What this task involves — Update the material from its first line through the line containing "x-axis-ticks: 6/3 6/17" by replacing "bounding box" with "bounding rectangle", leaving everything else unchanged, and return only those lines.

Supplied material —
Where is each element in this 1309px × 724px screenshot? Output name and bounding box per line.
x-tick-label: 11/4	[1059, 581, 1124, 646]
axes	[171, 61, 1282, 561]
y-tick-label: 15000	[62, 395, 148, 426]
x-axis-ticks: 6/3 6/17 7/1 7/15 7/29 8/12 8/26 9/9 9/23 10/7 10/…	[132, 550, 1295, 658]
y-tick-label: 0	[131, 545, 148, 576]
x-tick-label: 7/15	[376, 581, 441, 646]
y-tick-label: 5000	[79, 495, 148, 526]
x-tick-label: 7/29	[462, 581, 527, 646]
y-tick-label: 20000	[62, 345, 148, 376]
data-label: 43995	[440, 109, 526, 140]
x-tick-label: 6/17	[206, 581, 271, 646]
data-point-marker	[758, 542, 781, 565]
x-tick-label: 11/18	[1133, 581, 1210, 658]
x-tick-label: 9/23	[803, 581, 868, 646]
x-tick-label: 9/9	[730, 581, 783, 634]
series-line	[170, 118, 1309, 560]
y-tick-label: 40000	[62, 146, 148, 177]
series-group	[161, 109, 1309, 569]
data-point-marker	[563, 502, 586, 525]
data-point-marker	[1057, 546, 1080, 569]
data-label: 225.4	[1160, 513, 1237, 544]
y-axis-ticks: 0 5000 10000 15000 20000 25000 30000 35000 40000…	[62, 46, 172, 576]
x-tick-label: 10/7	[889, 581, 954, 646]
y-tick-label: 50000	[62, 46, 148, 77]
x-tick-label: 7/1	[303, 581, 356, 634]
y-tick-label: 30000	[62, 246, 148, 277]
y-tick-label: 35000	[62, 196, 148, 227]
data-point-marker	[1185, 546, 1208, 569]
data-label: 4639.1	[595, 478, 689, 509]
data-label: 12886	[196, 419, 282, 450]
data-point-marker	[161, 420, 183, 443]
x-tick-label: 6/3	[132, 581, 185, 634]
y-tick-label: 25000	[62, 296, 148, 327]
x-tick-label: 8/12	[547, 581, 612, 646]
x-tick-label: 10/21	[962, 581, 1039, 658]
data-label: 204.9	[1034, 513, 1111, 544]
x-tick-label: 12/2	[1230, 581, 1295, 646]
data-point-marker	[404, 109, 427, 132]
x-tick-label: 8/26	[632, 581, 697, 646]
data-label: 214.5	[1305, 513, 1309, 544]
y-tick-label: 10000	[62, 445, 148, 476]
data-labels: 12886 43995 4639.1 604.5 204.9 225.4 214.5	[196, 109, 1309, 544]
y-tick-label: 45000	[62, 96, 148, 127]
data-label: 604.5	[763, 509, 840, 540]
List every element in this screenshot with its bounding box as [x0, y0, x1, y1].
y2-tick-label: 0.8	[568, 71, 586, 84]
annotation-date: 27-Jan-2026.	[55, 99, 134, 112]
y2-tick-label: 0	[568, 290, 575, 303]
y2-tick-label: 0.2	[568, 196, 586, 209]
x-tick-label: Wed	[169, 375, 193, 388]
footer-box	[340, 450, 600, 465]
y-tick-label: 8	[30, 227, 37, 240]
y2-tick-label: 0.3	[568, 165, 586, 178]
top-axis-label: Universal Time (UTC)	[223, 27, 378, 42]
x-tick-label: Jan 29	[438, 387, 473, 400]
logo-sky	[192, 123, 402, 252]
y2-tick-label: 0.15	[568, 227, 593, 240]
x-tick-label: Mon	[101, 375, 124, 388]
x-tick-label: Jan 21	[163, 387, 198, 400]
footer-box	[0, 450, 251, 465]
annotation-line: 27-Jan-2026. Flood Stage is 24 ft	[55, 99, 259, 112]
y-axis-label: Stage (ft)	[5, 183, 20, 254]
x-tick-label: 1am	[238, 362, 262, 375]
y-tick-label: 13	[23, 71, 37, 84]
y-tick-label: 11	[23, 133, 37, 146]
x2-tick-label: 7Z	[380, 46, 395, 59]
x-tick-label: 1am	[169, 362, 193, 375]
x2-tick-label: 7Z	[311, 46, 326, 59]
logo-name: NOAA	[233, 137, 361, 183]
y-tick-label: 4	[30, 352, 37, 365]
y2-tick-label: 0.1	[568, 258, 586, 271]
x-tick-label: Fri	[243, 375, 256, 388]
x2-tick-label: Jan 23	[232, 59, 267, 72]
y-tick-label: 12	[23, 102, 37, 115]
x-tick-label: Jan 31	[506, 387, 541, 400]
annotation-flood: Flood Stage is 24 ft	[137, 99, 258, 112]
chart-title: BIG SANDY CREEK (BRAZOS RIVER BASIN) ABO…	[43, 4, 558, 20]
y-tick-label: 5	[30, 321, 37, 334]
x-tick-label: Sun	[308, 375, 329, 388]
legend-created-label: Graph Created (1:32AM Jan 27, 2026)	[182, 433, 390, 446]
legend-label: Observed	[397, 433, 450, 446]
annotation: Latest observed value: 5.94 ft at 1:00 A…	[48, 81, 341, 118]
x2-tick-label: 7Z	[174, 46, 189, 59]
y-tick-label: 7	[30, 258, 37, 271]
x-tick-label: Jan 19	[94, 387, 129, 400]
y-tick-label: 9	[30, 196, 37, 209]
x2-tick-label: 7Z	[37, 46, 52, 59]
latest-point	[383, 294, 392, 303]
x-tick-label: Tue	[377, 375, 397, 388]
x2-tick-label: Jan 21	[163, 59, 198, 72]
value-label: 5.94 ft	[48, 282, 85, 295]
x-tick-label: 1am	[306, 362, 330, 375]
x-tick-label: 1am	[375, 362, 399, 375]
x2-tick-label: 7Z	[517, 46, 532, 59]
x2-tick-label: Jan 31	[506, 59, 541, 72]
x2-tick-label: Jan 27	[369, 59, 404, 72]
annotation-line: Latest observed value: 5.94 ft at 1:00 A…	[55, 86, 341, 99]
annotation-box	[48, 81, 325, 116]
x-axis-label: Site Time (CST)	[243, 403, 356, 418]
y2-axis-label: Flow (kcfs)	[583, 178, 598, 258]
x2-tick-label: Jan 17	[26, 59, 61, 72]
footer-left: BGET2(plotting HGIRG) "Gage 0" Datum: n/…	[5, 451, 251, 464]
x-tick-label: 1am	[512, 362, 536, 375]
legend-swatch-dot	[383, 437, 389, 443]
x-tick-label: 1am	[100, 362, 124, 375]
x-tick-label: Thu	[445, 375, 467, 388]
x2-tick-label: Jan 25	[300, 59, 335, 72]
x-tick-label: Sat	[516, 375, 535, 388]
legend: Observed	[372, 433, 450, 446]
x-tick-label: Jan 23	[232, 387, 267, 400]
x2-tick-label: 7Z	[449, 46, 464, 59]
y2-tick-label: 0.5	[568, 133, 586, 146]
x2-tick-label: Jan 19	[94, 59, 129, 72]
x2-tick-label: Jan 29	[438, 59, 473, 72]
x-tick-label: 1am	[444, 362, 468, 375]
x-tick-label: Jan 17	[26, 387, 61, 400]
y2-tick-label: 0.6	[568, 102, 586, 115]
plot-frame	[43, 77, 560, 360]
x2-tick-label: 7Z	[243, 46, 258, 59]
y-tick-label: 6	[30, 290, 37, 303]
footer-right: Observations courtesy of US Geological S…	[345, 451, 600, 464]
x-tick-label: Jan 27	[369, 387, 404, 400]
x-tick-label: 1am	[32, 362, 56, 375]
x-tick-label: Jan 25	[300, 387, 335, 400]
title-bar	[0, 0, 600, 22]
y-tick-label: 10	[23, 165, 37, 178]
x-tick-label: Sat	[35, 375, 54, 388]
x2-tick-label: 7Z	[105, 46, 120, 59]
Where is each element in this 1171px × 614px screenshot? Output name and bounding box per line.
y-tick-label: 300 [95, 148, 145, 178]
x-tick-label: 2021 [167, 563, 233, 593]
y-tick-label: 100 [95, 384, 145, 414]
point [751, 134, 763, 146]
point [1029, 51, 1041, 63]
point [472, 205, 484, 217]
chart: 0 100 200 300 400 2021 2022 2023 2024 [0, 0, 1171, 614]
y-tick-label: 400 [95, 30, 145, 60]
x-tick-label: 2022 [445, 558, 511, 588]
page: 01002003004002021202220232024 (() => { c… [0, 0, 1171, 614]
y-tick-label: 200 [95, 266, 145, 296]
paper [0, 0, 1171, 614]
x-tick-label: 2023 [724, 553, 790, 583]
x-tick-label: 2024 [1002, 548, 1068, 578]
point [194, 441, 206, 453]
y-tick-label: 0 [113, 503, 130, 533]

The response —
Where is each element in this 1309px × 724px screenshot? Output name and bounding rectangle per line.
x-tick-label: 11/4	[1059, 581, 1124, 646]
axes	[171, 61, 1282, 561]
y-tick-label: 15000	[62, 395, 148, 426]
x-axis-ticks: 6/3 6/17 7/1 7/15 7/29 8/12 8/26 9/9 9/23 10/7 10/…	[132, 550, 1295, 658]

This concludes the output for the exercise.